* [What the task requires]: Set down all of the data that follows word for word, without the images.

* [Data provided]:

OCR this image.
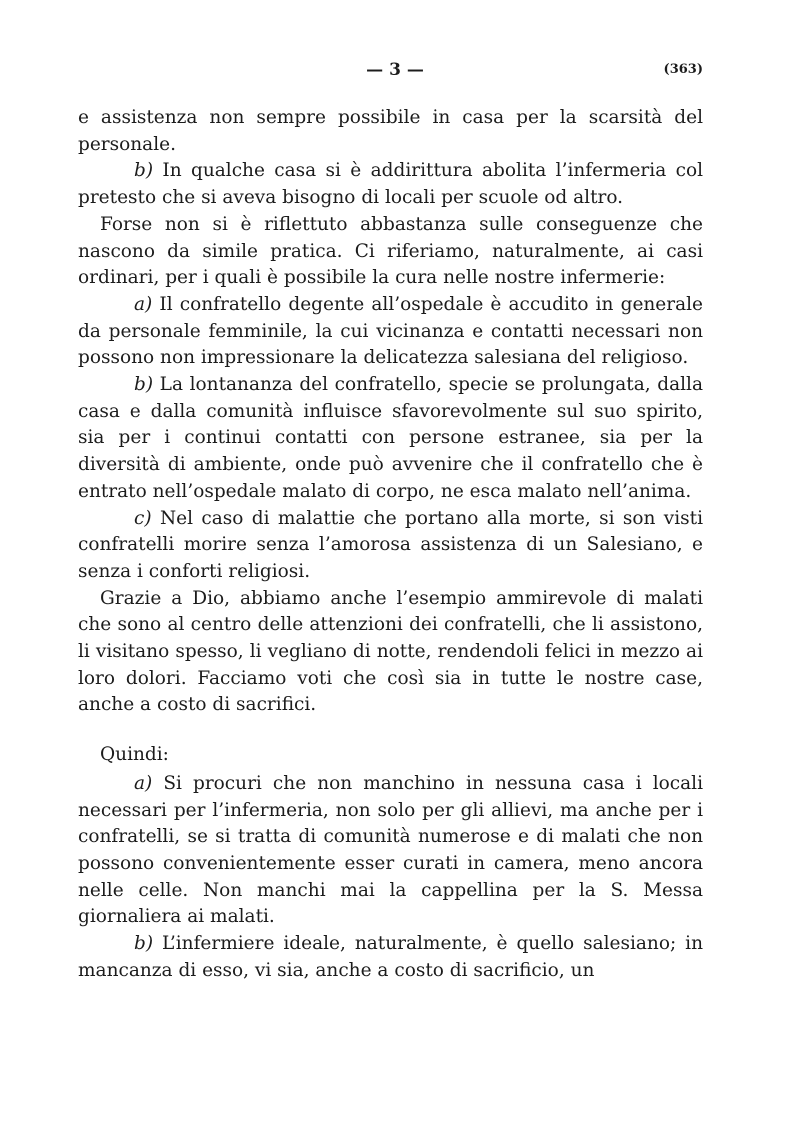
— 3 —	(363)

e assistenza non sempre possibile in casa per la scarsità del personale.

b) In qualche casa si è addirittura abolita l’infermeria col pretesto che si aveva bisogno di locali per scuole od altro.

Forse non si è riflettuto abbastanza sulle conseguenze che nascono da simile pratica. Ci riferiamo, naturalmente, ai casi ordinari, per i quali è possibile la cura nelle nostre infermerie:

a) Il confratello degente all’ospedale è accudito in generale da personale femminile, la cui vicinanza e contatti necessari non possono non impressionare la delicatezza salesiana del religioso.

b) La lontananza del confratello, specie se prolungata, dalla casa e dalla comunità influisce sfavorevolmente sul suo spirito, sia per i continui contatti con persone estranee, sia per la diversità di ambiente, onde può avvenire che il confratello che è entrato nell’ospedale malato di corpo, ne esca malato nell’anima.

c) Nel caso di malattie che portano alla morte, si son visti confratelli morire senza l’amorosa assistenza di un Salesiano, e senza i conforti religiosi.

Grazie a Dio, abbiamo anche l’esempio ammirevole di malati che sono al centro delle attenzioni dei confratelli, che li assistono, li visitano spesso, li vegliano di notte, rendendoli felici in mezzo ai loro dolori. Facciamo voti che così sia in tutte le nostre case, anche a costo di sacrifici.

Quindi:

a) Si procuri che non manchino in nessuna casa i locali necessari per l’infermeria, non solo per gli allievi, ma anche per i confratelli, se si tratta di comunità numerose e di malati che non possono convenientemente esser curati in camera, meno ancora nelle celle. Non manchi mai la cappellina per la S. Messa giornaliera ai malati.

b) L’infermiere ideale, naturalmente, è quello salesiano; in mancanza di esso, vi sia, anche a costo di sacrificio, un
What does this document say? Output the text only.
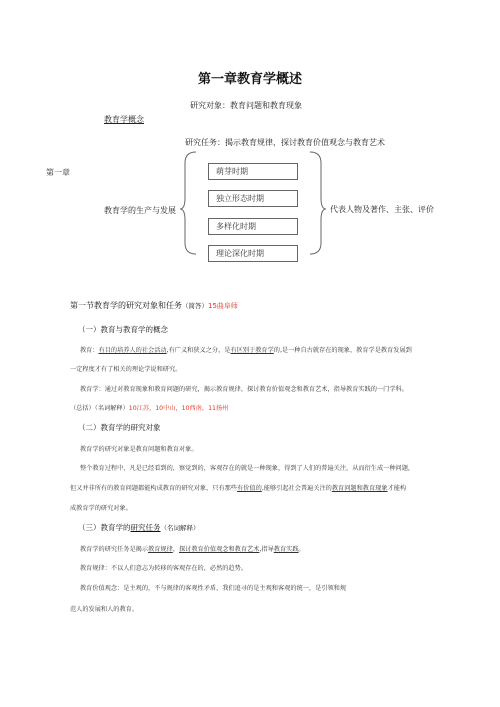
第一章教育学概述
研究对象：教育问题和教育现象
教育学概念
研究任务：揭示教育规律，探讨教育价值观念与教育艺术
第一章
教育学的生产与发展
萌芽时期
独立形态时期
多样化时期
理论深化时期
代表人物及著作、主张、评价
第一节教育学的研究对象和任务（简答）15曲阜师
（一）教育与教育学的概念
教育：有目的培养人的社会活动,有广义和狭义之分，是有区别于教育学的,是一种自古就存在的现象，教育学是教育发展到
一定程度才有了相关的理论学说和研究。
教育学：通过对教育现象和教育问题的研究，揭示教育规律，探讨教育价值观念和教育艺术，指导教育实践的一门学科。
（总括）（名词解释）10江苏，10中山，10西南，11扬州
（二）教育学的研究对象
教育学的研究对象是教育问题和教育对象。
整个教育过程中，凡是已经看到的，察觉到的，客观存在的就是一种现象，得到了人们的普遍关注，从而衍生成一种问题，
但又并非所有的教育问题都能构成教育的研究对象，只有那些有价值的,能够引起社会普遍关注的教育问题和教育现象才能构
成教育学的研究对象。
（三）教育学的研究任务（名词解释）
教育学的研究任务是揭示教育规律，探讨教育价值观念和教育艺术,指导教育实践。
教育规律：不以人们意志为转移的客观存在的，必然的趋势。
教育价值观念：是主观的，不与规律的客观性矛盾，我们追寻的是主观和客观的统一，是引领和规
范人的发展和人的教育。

* [Solution to this problem]:
OCR this image.
— 3 —	(363)

e assistenza non sempre possibile in casa per la scarsità del personale.

b) In qualche casa si è addirittura abolita l’infermeria col pretesto che si aveva bisogno di locali per scuole od altro.

Forse non si è riflettuto abbastanza sulle conseguenze che nascono da simile pratica. Ci riferiamo, naturalmente, ai casi ordinari, per i quali è possibile la cura nelle nostre infermerie:

a) Il confratello degente all’ospedale è accudito in generale da personale femminile, la cui vicinanza e contatti necessari non possono non impressionare la delicatezza salesiana del religioso.

b) La lontananza del confratello, specie se prolungata, dalla casa e dalla comunità influisce sfavorevolmente sul suo spirito, sia per i continui contatti con persone estranee, sia per la diversità di ambiente, onde può avvenire che il confratello che è entrato nell’ospedale malato di corpo, ne esca malato nell’anima.

c) Nel caso di malattie che portano alla morte, si son visti confratelli morire senza l’amorosa assistenza di un Salesiano, e senza i conforti religiosi.

Grazie a Dio, abbiamo anche l’esempio ammirevole di malati che sono al centro delle attenzioni dei confratelli, che li assistono, li visitano spesso, li vegliano di notte, rendendoli felici in mezzo ai loro dolori. Facciamo voti che così sia in tutte le nostre case, anche a costo di sacrifici.

Quindi:

a) Si procuri che non manchino in nessuna casa i locali necessari per l’infermeria, non solo per gli allievi, ma anche per i confratelli, se si tratta di comunità numerose e di malati che non possono convenientemente esser curati in camera, meno ancora nelle celle. Non manchi mai la cappellina per la S. Messa giornaliera ai malati.

b) L’infermiere ideale, naturalmente, è quello salesiano; in mancanza di esso, vi sia, anche a costo di sacrificio, un
What does this document say? Output the text only.
第一章教育学概述
研究对象：教育问题和教育现象
教育学概念
研究任务：揭示教育规律，探讨教育价值观念与教育艺术
第一章
教育学的生产与发展
萌芽时期
独立形态时期
多样化时期
理论深化时期
代表人物及著作、主张、评价
第一节教育学的研究对象和任务（简答）15曲阜师
（一）教育与教育学的概念
教育：有目的培养人的社会活动,有广义和狭义之分，是有区别于教育学的,是一种自古就存在的现象，教育学是教育发展到
一定程度才有了相关的理论学说和研究。
教育学：通过对教育现象和教育问题的研究，揭示教育规律，探讨教育价值观念和教育艺术，指导教育实践的一门学科。
（总括）（名词解释）10江苏，10中山，10西南，11扬州
（二）教育学的研究对象
教育学的研究对象是教育问题和教育对象。
整个教育过程中，凡是已经看到的，察觉到的，客观存在的就是一种现象，得到了人们的普遍关注，从而衍生成一种问题，
但又并非所有的教育问题都能构成教育的研究对象，只有那些有价值的,能够引起社会普遍关注的教育问题和教育现象才能构
成教育学的研究对象。
（三）教育学的研究任务（名词解释）
教育学的研究任务是揭示教育规律，探讨教育价值观念和教育艺术,指导教育实践。
教育规律：不以人们意志为转移的客观存在的，必然的趋势。
教育价值观念：是主观的，不与规律的客观性矛盾，我们追寻的是主观和客观的统一，是引领和规
范人的发展和人的教育。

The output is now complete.